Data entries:
— begin —
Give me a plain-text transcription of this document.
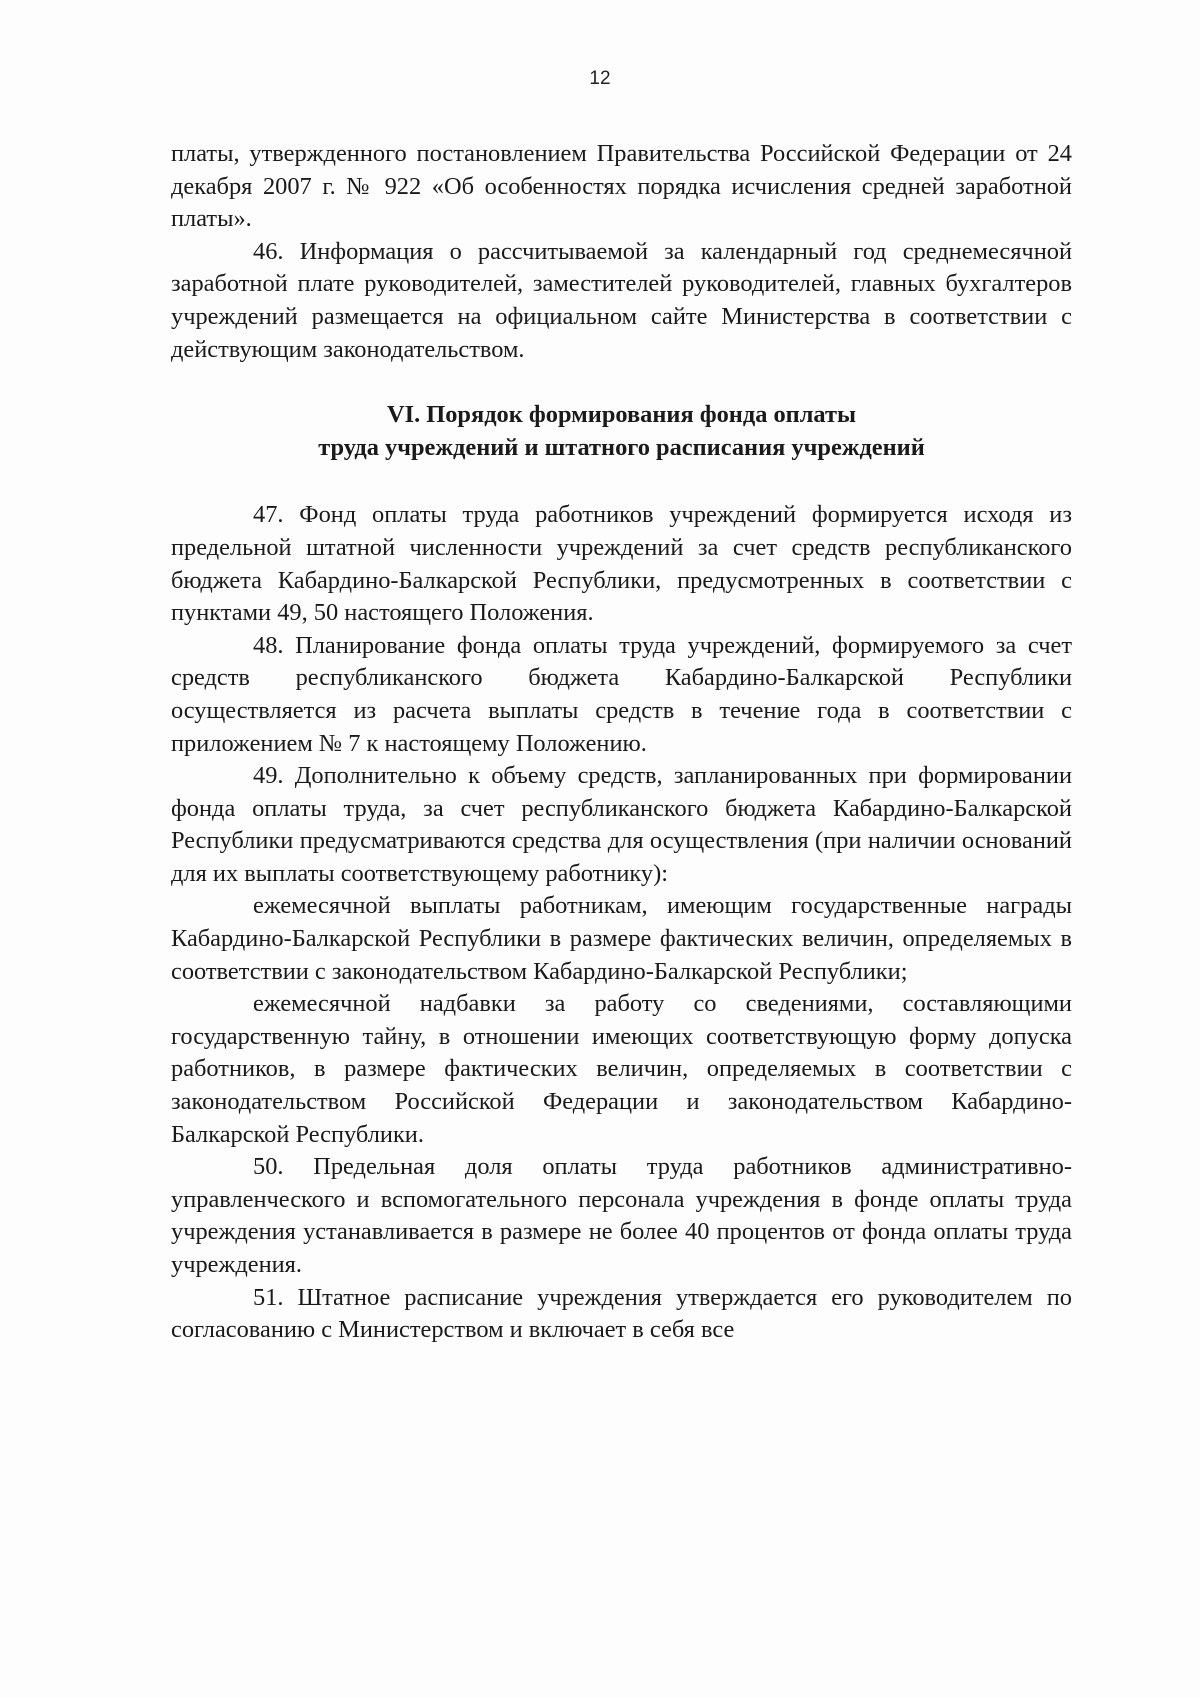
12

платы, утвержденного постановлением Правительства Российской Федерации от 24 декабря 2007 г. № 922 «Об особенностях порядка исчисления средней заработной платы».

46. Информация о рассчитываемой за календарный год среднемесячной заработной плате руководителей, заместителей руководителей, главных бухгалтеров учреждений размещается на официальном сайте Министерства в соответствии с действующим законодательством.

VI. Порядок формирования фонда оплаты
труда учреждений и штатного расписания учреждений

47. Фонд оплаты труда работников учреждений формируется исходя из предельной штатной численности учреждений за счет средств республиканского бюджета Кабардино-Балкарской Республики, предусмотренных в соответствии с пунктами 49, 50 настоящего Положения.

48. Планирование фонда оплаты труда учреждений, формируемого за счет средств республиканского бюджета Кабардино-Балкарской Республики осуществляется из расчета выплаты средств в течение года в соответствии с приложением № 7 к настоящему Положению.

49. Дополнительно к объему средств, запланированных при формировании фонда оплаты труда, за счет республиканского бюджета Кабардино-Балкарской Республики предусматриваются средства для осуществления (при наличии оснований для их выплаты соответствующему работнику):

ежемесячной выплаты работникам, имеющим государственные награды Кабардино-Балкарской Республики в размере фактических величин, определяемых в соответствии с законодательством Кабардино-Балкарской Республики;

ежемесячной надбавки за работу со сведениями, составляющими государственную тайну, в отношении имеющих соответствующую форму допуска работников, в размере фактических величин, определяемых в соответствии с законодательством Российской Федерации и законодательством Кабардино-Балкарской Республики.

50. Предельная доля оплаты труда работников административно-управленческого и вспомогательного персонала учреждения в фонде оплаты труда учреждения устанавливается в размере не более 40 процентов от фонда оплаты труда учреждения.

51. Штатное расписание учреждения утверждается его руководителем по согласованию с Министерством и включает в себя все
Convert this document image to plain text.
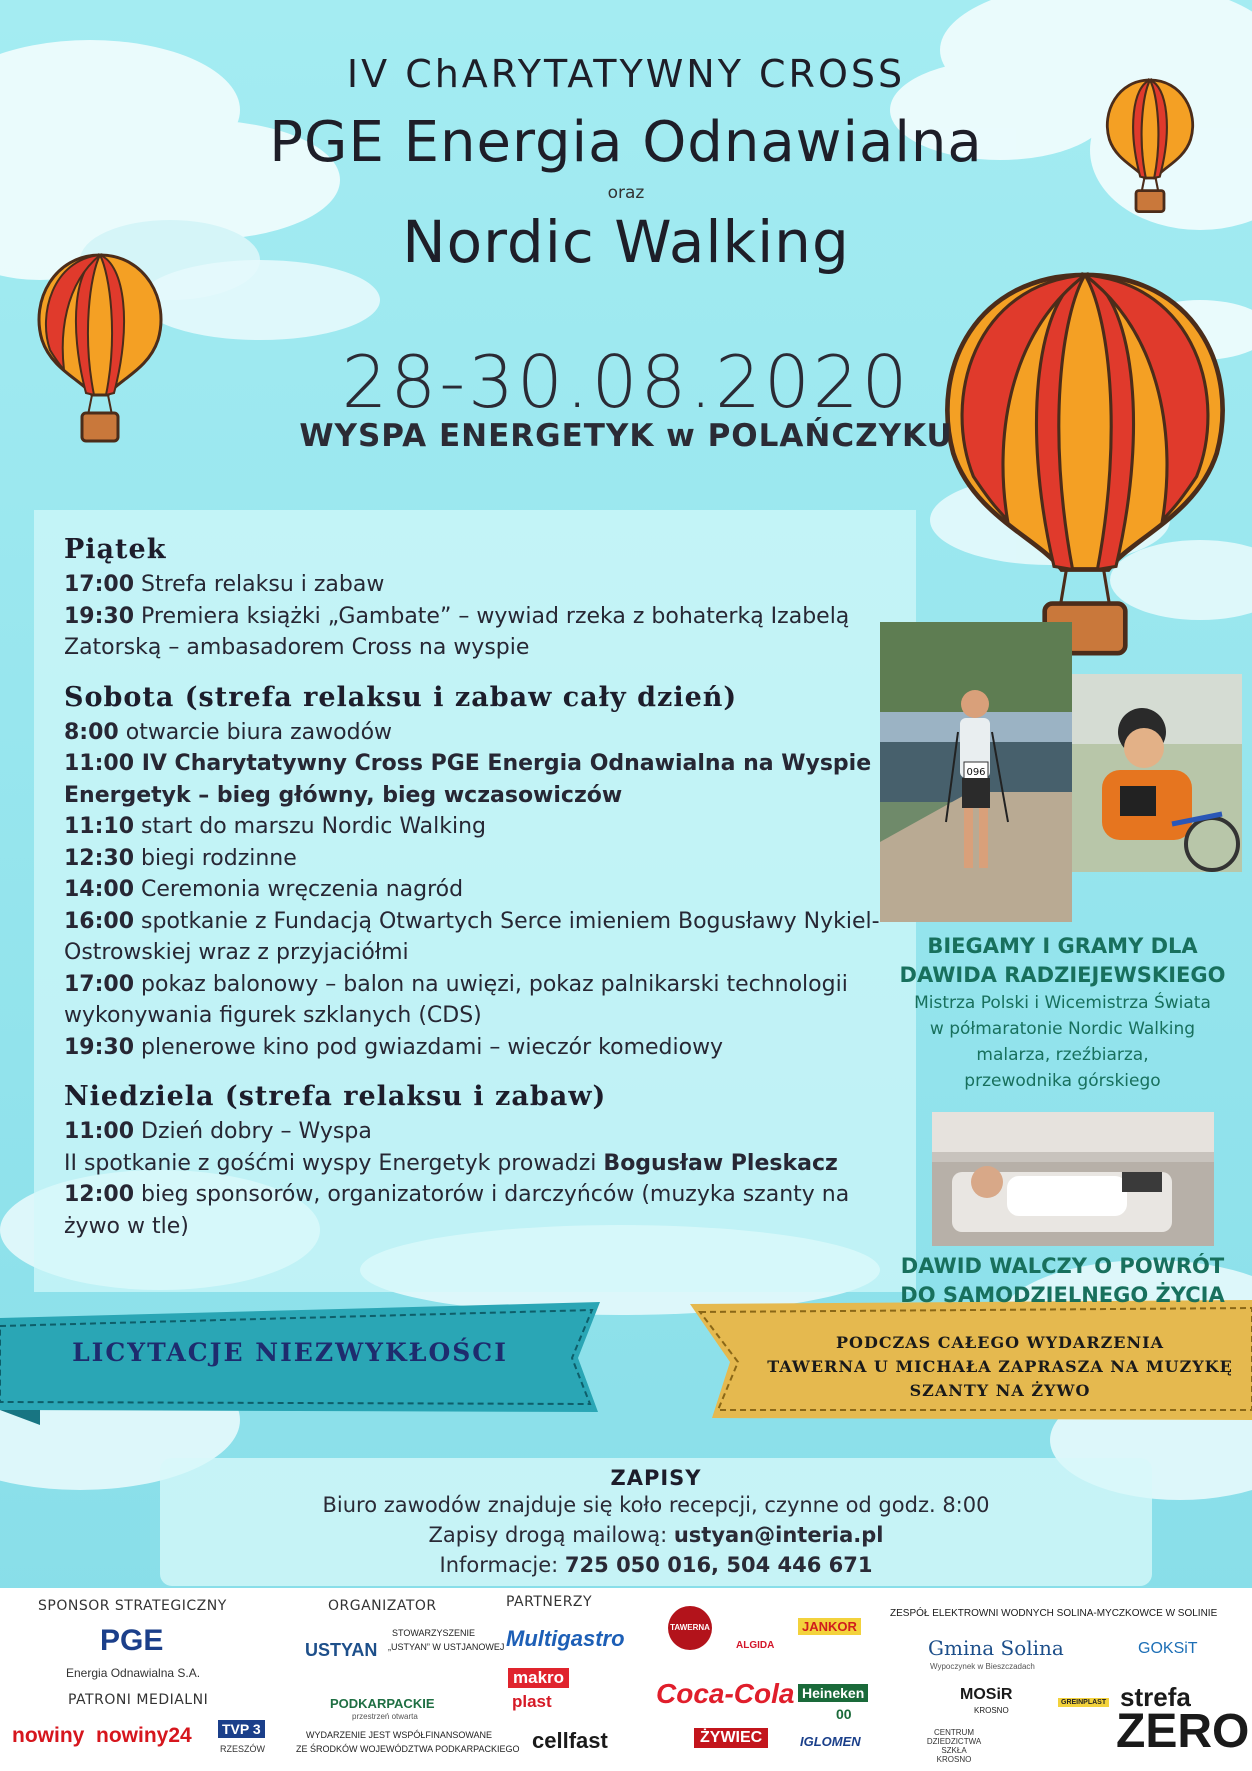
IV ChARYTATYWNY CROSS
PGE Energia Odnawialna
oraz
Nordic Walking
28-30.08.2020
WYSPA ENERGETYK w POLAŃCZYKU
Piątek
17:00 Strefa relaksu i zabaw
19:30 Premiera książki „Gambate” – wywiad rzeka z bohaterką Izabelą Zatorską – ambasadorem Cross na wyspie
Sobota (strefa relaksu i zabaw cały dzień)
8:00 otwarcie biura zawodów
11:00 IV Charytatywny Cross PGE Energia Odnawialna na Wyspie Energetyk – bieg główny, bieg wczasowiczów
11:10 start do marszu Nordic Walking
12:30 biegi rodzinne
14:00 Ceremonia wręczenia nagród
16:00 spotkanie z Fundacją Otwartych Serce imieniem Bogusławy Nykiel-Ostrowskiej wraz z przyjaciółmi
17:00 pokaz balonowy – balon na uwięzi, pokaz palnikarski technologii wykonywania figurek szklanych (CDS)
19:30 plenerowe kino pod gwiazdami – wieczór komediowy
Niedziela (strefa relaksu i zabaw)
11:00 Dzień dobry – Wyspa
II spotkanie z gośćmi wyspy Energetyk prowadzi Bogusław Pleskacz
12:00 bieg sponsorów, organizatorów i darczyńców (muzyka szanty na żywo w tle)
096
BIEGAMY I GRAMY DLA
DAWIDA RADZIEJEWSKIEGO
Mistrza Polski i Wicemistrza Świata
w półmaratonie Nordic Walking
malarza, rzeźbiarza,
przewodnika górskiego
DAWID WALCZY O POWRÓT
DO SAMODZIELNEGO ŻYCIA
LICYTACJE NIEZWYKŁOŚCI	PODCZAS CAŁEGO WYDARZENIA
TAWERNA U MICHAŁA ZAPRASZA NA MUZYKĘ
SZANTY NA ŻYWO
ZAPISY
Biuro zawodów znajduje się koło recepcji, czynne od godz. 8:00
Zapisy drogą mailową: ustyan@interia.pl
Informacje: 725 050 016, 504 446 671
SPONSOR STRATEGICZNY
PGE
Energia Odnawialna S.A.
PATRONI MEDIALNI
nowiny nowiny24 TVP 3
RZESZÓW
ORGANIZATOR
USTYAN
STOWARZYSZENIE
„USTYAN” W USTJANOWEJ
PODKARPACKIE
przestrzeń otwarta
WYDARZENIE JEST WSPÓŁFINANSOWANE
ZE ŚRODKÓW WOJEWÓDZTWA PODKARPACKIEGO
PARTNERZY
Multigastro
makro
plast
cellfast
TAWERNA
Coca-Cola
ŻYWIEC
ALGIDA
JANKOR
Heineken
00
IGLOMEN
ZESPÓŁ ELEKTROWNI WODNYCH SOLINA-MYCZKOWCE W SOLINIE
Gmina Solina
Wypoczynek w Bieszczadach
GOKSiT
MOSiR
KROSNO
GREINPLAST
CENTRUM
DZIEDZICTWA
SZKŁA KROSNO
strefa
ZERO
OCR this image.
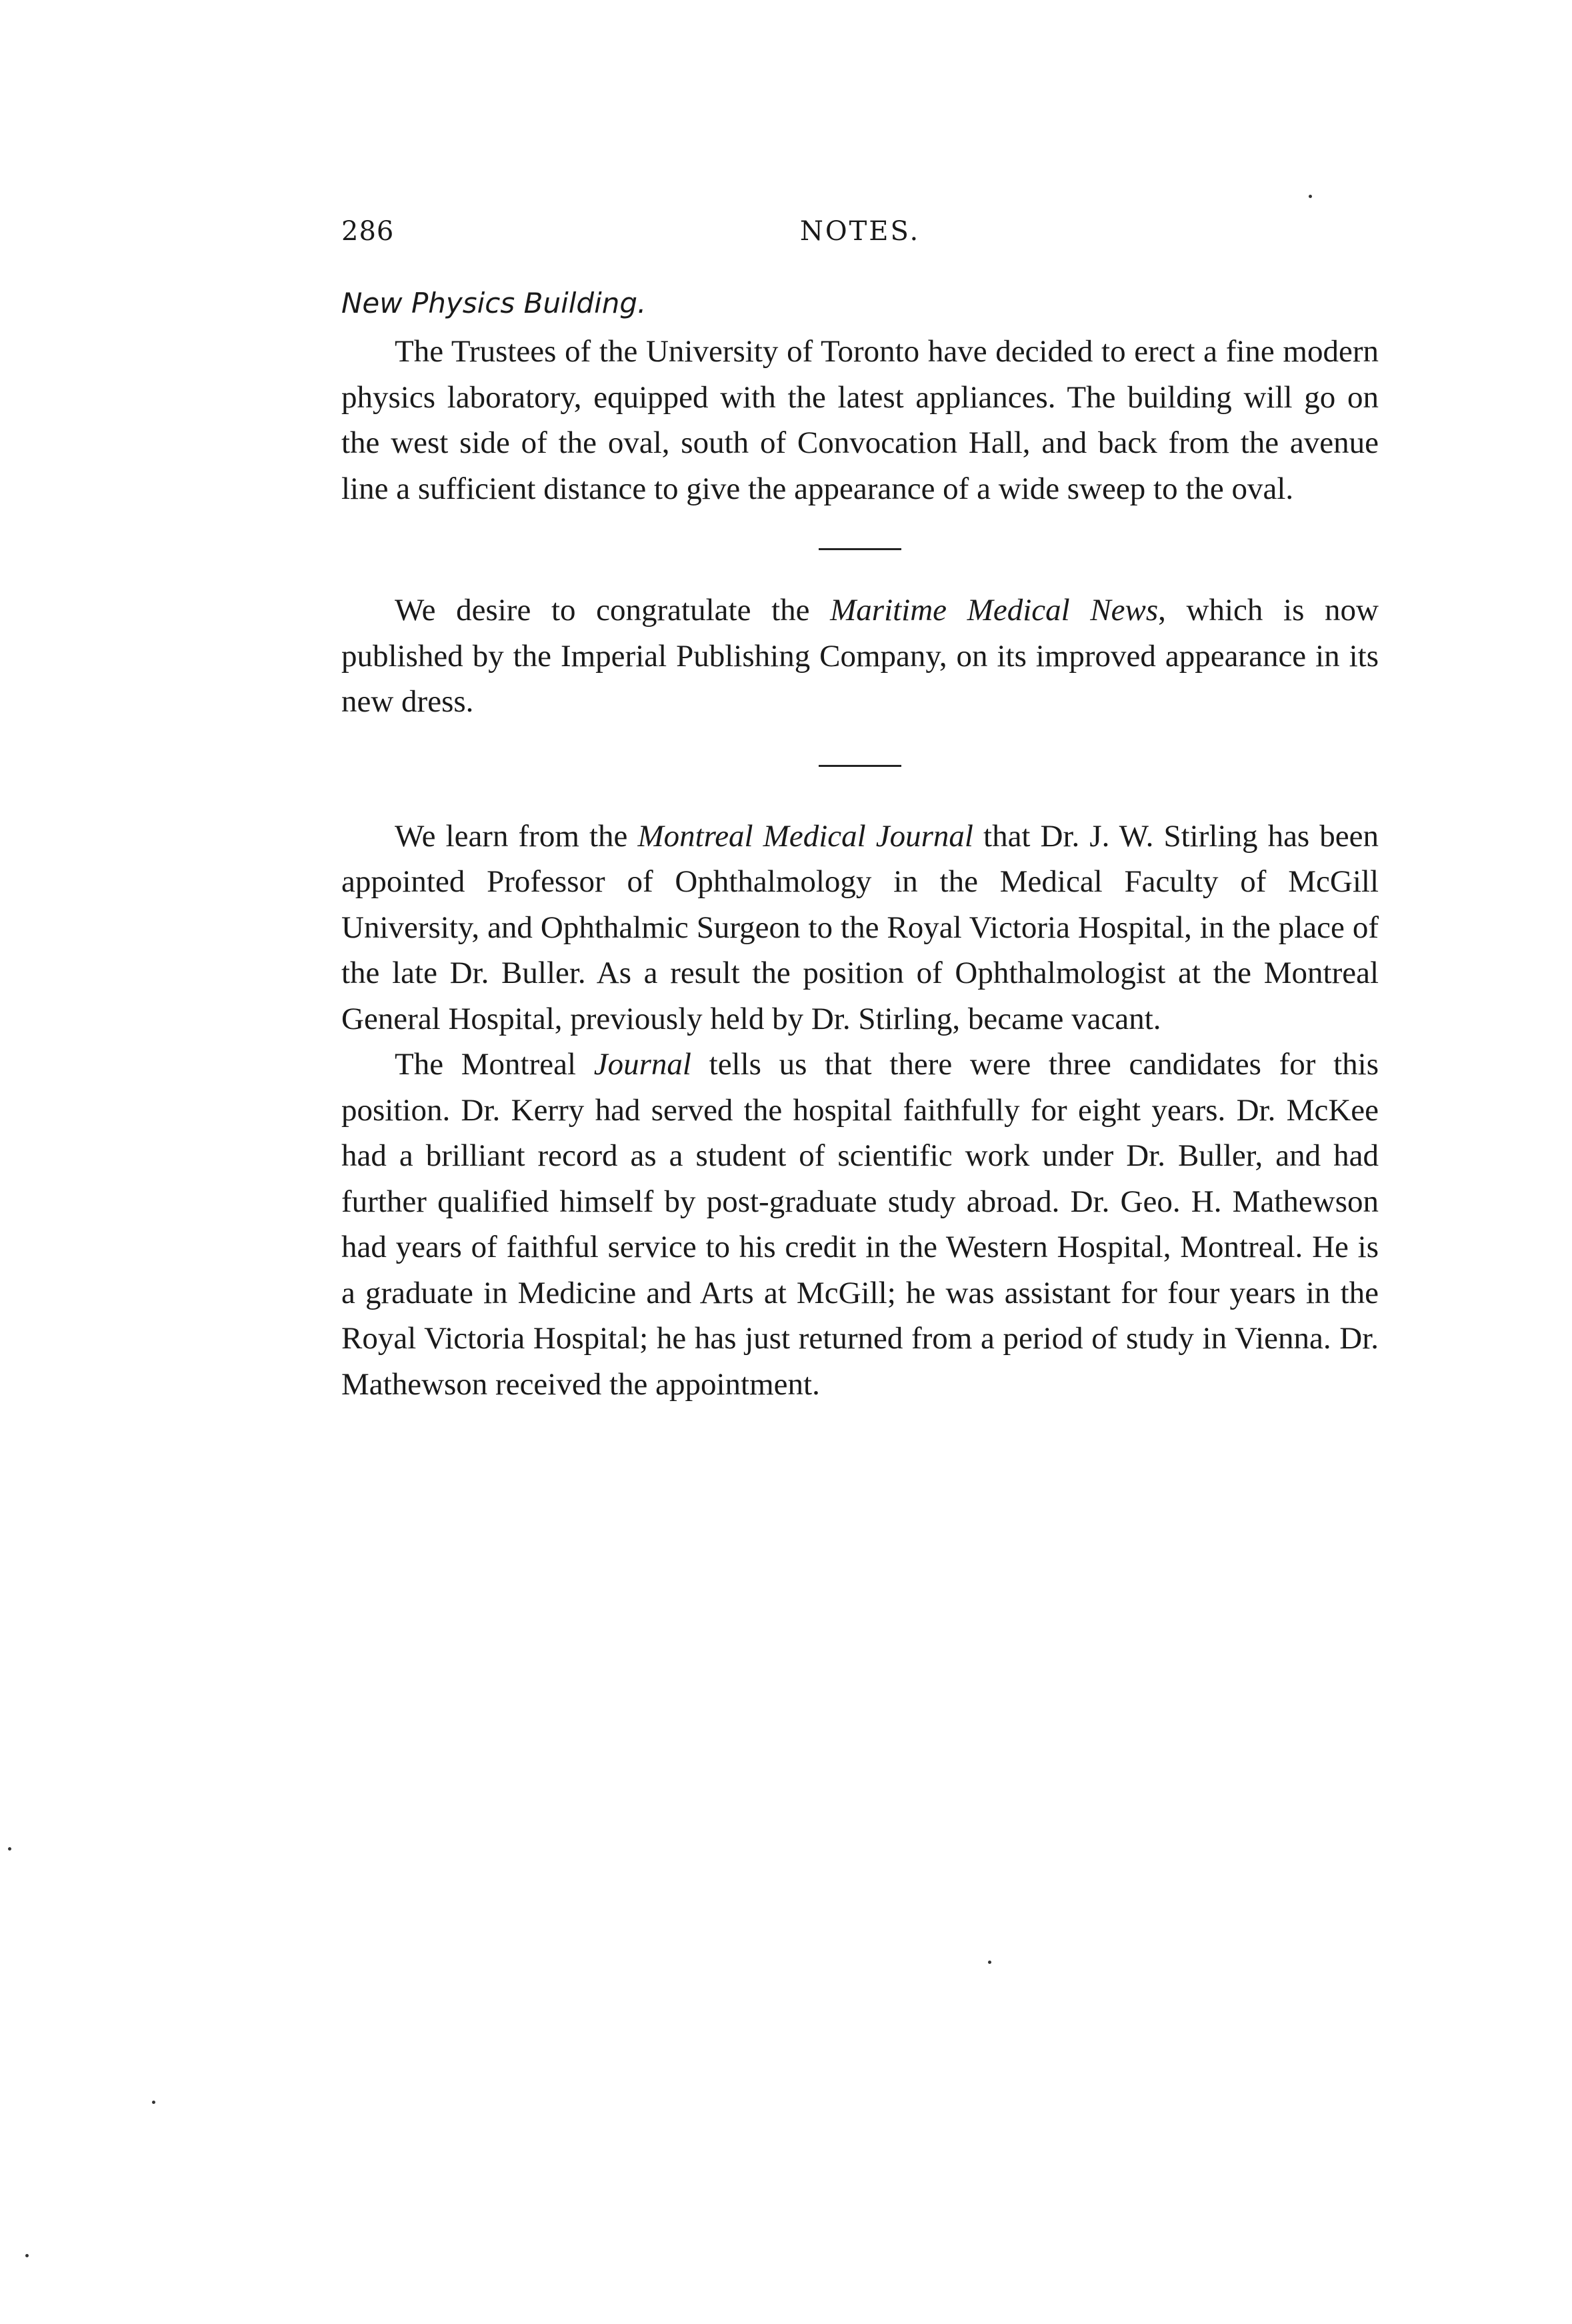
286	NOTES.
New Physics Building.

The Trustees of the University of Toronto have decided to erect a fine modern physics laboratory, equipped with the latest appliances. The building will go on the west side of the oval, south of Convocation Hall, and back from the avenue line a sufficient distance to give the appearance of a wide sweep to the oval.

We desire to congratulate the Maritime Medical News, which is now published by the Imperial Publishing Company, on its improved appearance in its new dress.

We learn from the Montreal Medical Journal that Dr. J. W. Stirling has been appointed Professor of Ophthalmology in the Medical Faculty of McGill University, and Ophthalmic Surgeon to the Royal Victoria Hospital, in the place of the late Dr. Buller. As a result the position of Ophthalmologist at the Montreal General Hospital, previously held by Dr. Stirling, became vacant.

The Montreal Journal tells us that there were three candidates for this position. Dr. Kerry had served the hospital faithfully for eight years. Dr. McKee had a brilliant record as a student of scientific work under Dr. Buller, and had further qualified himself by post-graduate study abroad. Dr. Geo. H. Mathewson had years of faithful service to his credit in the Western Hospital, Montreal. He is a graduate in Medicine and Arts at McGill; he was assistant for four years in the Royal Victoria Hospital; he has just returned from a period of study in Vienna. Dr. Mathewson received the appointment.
— end —
[What is asked] Count how many lines above carry the word "учреждений". Only the number is required.

[Answer for the task] 4